* BEGIN EXERCISE MATERIAL *
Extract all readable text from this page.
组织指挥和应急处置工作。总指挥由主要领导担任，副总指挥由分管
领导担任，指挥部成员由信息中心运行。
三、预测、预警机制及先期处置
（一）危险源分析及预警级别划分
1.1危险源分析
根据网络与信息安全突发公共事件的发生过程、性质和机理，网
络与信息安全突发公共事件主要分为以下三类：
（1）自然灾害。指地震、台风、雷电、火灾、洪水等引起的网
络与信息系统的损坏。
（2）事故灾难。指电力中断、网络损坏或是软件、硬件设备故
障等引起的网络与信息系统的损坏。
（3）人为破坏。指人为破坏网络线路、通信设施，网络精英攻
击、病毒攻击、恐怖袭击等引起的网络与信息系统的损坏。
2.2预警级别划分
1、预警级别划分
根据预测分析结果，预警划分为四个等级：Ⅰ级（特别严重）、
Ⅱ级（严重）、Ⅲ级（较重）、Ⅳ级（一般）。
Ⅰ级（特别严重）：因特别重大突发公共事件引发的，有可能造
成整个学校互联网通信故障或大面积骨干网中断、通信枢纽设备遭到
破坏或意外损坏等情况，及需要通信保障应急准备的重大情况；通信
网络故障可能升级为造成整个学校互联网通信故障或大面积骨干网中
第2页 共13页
* END EXERCISE MATERIAL *
TASK DETAILS — Each line of the listing should be echoed back exactly.

COMPLETE RESPONSE —
Extract all readable text from this page.
组织指挥和应急处置工作。总指挥由主要领导担任，副总指挥由分管
领导担任，指挥部成员由信息中心运行。
三、预测、预警机制及先期处置
（一）危险源分析及预警级别划分
1.1危险源分析
根据网络与信息安全突发公共事件的发生过程、性质和机理，网
络与信息安全突发公共事件主要分为以下三类：
（1）自然灾害。指地震、台风、雷电、火灾、洪水等引起的网
络与信息系统的损坏。
（2）事故灾难。指电力中断、网络损坏或是软件、硬件设备故
障等引起的网络与信息系统的损坏。
（3）人为破坏。指人为破坏网络线路、通信设施，网络精英攻
击、病毒攻击、恐怖袭击等引起的网络与信息系统的损坏。
2.2预警级别划分
1、预警级别划分
根据预测分析结果，预警划分为四个等级：Ⅰ级（特别严重）、
Ⅱ级（严重）、Ⅲ级（较重）、Ⅳ级（一般）。
Ⅰ级（特别严重）：因特别重大突发公共事件引发的，有可能造
成整个学校互联网通信故障或大面积骨干网中断、通信枢纽设备遭到
破坏或意外损坏等情况，及需要通信保障应急准备的重大情况；通信
网络故障可能升级为造成整个学校互联网通信故障或大面积骨干网中
第2页 共13页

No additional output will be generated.